**Exercise details**
Extract every line of the material that holds the string "action".

**Supplied records**
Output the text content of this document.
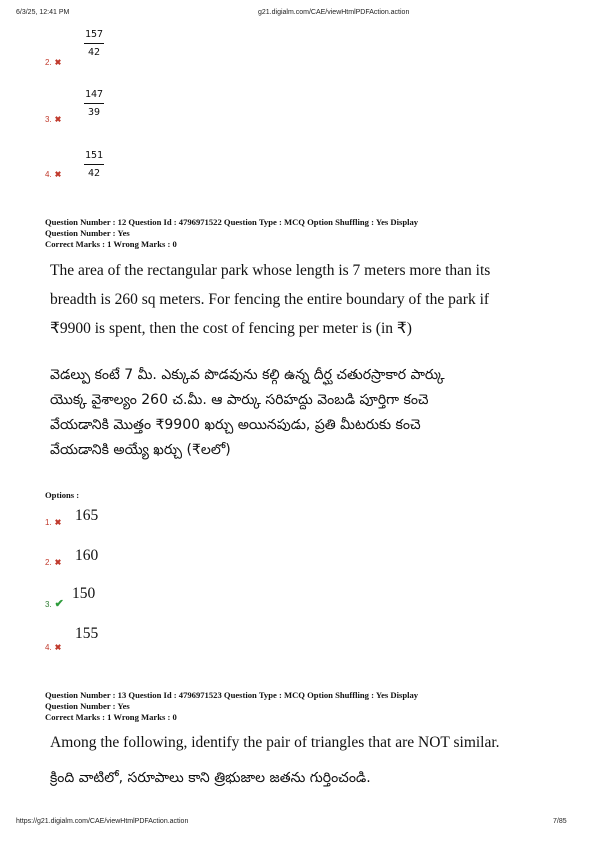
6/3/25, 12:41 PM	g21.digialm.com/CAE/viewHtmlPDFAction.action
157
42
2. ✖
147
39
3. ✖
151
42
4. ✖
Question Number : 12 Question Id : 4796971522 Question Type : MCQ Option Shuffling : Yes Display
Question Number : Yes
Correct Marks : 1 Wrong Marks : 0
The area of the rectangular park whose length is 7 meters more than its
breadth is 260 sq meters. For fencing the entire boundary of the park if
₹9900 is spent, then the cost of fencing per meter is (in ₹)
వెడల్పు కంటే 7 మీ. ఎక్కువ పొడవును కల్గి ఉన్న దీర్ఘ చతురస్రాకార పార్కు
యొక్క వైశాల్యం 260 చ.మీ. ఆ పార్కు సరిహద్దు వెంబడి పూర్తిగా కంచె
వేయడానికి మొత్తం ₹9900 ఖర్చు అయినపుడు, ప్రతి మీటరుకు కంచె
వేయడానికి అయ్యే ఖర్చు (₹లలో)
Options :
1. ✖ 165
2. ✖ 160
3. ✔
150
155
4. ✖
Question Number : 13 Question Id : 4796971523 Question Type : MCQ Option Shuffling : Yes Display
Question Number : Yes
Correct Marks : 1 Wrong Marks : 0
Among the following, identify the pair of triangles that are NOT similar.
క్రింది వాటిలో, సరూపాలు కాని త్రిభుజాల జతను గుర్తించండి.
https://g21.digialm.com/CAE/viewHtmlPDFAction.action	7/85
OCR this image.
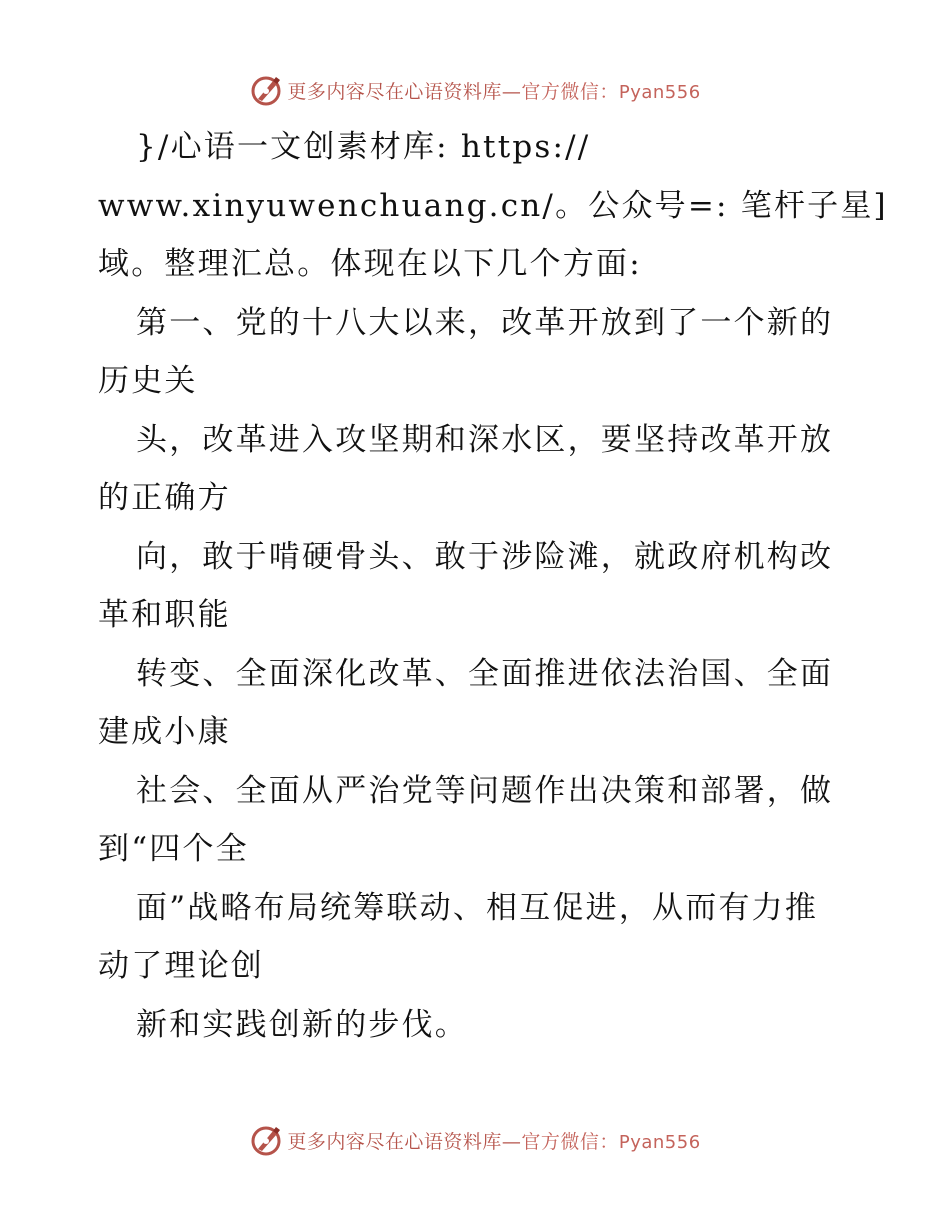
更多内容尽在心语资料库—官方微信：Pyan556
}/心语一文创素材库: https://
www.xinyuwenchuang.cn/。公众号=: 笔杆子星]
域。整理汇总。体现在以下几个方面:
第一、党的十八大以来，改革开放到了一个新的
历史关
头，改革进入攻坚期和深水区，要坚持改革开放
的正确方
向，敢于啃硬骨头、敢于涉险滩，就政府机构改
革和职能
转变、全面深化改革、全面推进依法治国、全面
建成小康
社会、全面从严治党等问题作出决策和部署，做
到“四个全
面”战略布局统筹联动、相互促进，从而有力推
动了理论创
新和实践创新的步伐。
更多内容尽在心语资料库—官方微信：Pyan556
---
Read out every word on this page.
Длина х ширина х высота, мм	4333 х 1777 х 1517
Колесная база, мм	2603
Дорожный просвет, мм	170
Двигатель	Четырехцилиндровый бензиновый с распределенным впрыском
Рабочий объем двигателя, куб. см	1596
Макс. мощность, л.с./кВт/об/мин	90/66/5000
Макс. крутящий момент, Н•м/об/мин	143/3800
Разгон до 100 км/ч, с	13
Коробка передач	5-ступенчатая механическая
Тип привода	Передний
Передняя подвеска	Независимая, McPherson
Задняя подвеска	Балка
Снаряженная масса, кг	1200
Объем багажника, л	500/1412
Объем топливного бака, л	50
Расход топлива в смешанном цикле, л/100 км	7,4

**Worked answer**
6/3/25, 12:41 PM	g21.digialm.com/CAE/viewHtmlPDFAction.action
https://g21.digialm.com/CAE/viewHtmlPDFAction.action	7/85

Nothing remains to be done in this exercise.